-- BEGIN Working data --
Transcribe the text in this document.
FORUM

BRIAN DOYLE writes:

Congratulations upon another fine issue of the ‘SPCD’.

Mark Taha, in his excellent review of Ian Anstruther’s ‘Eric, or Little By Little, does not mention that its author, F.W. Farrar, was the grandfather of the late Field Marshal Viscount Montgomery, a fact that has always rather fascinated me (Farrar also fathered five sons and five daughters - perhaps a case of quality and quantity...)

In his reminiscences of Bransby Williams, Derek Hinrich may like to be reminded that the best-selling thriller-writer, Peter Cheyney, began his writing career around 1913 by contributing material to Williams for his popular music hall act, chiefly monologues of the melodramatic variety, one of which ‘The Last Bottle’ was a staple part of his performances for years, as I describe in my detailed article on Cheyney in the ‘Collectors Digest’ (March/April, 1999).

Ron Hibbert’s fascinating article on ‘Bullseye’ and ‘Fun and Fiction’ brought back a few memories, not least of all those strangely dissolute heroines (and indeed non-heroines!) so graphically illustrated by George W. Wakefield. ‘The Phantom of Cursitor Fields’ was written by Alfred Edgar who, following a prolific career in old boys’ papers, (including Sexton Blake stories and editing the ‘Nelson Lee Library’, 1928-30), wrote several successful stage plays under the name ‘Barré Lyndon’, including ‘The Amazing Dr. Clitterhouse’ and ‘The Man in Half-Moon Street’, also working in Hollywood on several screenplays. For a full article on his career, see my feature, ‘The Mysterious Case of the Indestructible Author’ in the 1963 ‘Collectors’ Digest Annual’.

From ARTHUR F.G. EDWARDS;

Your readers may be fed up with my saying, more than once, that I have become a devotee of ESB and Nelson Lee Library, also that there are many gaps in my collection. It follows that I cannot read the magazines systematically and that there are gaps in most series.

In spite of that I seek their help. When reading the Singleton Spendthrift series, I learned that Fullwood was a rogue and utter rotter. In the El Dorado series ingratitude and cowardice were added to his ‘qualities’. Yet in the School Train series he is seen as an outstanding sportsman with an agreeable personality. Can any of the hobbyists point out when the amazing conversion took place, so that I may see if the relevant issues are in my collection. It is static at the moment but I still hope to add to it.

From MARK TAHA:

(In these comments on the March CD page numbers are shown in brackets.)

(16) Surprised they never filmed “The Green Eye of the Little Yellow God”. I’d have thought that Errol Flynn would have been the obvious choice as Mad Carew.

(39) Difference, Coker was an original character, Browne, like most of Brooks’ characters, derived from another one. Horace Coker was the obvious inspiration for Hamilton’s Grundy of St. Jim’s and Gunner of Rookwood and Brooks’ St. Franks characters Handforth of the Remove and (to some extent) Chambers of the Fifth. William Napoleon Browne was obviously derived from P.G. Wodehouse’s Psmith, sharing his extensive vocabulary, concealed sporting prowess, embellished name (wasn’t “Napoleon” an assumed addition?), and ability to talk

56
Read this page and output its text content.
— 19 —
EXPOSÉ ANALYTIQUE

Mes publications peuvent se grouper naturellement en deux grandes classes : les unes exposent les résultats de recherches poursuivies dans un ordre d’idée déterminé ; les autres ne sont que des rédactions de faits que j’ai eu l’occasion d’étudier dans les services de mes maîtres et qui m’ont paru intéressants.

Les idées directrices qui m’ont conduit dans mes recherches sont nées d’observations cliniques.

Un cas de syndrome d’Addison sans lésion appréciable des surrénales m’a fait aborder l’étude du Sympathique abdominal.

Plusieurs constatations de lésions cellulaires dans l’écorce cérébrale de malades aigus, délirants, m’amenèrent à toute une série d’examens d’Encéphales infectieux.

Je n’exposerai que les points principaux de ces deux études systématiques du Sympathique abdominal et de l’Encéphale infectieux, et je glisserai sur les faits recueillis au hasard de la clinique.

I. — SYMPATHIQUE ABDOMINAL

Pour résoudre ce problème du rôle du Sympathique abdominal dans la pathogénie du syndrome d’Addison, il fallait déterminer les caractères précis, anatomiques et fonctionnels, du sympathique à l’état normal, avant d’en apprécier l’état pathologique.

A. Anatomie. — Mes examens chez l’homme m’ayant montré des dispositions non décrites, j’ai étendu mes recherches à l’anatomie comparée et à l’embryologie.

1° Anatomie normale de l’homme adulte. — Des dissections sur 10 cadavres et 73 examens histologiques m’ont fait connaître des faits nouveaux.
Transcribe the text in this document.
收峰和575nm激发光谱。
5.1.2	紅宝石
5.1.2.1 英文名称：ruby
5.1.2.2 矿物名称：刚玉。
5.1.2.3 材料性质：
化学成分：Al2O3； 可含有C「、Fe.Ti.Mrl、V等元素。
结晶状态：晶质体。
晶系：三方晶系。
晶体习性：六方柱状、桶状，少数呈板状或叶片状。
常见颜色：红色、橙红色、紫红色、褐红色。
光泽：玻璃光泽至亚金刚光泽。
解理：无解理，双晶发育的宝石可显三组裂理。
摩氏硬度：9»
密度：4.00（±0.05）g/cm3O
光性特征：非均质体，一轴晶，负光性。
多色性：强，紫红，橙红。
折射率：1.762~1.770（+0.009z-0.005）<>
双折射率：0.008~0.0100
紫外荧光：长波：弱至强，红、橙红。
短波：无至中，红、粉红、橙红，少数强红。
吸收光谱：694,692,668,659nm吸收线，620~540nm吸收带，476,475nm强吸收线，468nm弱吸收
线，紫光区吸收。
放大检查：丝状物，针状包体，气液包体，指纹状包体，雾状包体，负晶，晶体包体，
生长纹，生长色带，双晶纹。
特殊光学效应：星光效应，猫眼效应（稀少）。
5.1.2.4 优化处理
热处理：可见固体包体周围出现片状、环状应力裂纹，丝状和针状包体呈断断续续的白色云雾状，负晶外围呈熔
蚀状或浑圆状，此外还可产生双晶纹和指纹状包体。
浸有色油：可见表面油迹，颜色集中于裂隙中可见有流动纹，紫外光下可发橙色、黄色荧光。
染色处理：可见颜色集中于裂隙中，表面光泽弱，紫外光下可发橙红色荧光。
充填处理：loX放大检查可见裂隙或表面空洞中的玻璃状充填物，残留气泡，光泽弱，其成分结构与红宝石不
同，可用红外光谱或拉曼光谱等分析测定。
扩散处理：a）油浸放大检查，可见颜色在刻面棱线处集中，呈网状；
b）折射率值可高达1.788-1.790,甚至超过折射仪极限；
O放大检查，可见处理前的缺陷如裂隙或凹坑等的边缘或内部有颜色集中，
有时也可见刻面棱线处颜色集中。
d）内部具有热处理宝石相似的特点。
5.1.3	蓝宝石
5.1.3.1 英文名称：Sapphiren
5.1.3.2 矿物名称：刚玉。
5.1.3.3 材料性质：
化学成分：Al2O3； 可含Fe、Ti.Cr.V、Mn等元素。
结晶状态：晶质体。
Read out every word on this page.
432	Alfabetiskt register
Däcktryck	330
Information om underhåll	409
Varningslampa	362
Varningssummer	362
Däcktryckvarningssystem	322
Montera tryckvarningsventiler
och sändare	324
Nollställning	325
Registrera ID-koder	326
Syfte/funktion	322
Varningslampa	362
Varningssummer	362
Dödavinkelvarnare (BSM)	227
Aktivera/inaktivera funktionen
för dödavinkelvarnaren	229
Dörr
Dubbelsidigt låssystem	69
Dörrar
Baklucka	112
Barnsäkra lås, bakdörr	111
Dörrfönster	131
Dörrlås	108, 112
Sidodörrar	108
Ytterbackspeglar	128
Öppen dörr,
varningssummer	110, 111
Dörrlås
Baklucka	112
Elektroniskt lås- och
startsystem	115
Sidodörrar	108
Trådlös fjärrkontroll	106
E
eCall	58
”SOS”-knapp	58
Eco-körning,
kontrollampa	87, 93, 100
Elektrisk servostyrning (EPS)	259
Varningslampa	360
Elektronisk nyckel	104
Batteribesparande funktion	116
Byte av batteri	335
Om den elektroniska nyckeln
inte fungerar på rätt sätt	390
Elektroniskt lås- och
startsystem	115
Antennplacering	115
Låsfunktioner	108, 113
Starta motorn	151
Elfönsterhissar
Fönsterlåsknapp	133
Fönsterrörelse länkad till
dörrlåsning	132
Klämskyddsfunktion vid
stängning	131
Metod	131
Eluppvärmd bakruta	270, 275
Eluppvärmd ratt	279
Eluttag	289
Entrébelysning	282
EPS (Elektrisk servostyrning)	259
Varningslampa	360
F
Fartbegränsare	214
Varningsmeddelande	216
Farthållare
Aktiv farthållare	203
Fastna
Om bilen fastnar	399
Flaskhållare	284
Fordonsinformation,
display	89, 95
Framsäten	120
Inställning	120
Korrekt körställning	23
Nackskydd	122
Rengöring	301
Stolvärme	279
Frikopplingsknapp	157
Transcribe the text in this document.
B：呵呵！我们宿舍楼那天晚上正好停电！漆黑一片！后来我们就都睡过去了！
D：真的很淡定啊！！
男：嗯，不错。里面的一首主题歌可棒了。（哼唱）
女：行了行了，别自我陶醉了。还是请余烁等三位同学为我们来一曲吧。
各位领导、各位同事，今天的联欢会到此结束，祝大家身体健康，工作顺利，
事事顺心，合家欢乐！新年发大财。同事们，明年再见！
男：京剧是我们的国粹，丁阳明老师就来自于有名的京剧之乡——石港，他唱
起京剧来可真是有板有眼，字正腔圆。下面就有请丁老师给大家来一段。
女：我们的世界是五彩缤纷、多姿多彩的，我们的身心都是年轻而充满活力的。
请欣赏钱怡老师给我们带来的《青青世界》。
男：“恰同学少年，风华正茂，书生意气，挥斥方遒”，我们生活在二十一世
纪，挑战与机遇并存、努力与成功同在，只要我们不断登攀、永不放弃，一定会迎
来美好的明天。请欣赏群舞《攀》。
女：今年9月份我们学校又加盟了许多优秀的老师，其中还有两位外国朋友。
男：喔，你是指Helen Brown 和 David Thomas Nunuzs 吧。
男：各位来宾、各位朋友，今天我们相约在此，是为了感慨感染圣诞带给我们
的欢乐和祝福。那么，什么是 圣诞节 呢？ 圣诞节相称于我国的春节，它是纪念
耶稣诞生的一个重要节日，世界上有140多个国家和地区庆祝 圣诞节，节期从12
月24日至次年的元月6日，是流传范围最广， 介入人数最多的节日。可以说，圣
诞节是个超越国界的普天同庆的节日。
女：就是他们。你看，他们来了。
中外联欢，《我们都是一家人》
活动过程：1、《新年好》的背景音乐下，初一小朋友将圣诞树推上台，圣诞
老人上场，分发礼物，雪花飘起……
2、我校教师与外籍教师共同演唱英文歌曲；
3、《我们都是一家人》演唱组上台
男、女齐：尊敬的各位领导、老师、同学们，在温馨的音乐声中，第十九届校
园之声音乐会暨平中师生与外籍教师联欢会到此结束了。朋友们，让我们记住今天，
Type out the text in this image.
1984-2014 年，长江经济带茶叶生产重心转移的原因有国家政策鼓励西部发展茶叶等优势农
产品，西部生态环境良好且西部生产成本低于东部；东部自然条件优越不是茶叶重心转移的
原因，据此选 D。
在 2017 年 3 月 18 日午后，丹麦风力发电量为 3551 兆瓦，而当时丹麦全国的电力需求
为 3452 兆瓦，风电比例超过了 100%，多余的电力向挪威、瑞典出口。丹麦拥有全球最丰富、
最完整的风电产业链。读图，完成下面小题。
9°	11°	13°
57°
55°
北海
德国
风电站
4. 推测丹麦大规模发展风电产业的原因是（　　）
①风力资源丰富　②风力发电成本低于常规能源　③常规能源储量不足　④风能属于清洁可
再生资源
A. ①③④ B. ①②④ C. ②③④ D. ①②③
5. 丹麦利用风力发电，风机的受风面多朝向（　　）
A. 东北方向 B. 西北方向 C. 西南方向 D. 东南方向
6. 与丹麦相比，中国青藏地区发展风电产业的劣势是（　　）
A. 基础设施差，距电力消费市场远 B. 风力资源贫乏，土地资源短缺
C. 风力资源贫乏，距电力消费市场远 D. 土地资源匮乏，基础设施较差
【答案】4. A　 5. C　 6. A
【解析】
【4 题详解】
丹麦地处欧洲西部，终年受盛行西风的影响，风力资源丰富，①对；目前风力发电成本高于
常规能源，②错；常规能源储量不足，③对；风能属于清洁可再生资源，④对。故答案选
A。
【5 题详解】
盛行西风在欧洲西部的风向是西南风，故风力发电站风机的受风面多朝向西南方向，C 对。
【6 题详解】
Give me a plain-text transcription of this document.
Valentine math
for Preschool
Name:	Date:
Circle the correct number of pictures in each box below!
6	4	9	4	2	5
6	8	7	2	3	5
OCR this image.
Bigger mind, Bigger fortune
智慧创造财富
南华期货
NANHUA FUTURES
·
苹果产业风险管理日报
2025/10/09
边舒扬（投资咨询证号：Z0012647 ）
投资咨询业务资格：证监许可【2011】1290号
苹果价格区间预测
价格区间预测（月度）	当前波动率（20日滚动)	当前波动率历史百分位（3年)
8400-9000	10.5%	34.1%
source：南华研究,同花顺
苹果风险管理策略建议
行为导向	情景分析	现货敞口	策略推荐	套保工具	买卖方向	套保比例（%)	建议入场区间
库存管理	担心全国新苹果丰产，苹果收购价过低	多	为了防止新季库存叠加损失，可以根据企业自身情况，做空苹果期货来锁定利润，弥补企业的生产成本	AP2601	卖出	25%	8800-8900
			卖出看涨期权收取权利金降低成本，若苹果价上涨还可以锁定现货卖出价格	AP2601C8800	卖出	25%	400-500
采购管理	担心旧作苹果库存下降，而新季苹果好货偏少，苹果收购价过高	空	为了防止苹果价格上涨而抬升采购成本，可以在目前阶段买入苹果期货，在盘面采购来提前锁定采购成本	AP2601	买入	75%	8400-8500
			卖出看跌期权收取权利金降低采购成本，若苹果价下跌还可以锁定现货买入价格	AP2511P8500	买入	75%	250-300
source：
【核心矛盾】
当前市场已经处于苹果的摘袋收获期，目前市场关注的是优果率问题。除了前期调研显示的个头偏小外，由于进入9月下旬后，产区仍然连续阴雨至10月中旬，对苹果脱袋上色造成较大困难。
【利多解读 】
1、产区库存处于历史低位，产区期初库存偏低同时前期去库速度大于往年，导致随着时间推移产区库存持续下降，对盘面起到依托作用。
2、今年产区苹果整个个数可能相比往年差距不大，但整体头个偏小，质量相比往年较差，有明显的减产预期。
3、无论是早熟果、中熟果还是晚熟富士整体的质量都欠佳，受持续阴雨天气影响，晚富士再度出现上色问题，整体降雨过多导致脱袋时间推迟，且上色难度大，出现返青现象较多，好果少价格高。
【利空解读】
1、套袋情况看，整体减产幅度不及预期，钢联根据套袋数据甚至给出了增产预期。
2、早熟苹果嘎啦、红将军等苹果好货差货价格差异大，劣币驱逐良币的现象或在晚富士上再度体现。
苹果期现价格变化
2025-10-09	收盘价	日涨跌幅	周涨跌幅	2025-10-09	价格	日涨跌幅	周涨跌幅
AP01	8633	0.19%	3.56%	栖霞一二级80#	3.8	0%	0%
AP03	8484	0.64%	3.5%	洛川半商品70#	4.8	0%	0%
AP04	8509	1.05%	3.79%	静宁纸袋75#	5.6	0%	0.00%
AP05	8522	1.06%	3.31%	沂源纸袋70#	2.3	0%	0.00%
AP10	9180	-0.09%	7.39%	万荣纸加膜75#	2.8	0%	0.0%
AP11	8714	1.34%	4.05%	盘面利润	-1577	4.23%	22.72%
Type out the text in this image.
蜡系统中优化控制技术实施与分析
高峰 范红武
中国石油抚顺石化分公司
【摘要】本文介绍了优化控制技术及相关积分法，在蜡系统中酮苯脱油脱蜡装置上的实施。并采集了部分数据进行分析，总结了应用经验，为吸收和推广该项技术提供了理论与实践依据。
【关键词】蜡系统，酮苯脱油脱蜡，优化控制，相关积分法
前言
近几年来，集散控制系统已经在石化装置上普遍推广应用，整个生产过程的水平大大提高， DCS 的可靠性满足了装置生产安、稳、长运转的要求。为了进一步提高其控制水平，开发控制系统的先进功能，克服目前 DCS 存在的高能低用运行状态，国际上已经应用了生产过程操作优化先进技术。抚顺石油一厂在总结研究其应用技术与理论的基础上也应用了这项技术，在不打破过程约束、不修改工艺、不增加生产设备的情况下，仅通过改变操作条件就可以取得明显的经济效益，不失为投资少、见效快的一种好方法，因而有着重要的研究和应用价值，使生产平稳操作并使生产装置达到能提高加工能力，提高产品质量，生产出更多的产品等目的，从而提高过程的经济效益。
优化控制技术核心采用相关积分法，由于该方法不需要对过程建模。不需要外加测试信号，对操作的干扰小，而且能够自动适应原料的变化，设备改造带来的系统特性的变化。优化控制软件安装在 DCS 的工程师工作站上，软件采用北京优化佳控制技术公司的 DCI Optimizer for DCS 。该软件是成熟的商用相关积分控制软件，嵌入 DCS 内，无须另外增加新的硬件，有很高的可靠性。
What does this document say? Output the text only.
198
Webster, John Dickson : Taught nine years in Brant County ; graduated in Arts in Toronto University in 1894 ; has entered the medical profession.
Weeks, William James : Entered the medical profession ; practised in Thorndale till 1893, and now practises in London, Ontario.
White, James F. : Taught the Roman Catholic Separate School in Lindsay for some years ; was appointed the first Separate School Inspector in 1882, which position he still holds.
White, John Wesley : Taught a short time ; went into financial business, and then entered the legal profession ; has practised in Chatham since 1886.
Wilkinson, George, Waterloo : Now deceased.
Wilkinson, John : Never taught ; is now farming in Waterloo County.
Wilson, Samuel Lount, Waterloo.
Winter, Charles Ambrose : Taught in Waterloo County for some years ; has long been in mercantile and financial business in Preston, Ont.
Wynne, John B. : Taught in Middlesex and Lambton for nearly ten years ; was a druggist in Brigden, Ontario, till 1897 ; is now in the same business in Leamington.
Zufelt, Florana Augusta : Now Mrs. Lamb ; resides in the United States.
-- END Working data --
> **Instructions for the task**: Some lines of the records may hold the word "Waterloo". How many do? Answer with a number and nothing else.

> **Task answer**: 4